** Exercise goal **
Set the data down again, exactly as it reads, but without the pictures.

....

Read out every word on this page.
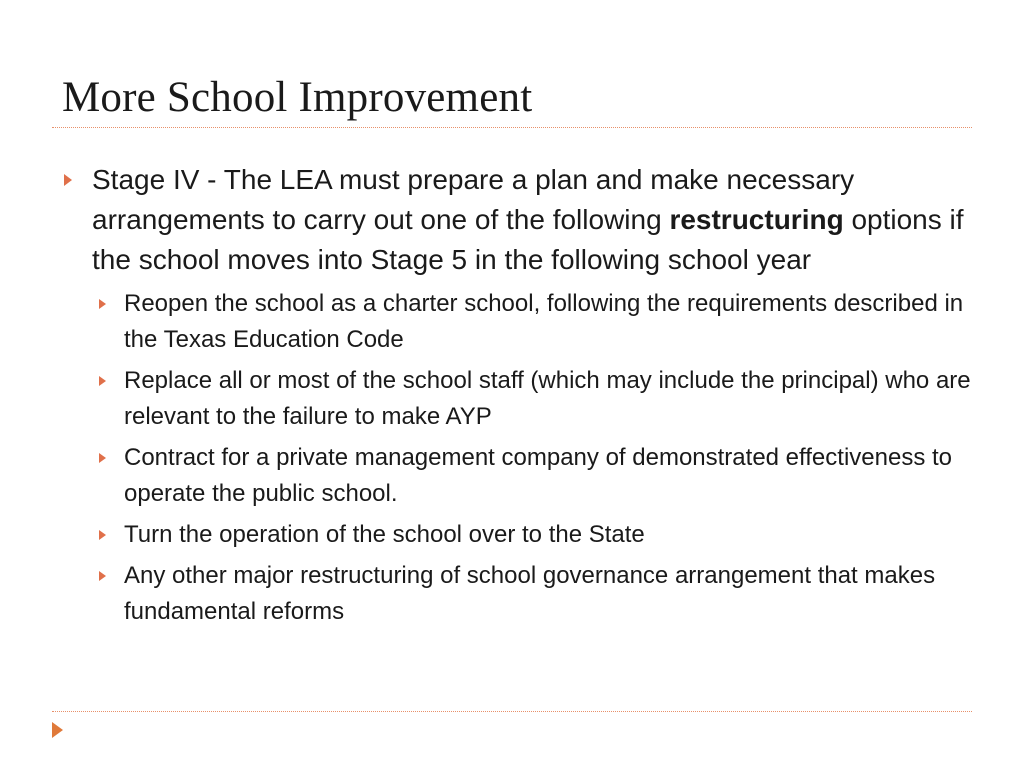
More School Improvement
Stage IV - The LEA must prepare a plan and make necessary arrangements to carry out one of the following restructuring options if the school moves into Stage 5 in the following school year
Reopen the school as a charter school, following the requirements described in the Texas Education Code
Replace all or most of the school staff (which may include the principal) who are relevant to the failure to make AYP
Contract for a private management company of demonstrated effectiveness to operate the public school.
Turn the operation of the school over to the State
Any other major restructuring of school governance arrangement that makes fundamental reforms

....

** Exercise answer **
Read out every word on this page.
More School Improvement
Stage IV - The LEA must prepare a plan and make necessary arrangements to carry out one of the following restructuring options if the school moves into Stage 5 in the following school year
Reopen the school as a charter school, following the requirements described in the Texas Education Code
Replace all or most of the school staff (which may include the principal) who are relevant to the failure to make AYP
Contract for a private management company of demonstrated effectiveness to operate the public school.
Turn the operation of the school over to the State
Any other major restructuring of school governance arrangement that makes fundamental reforms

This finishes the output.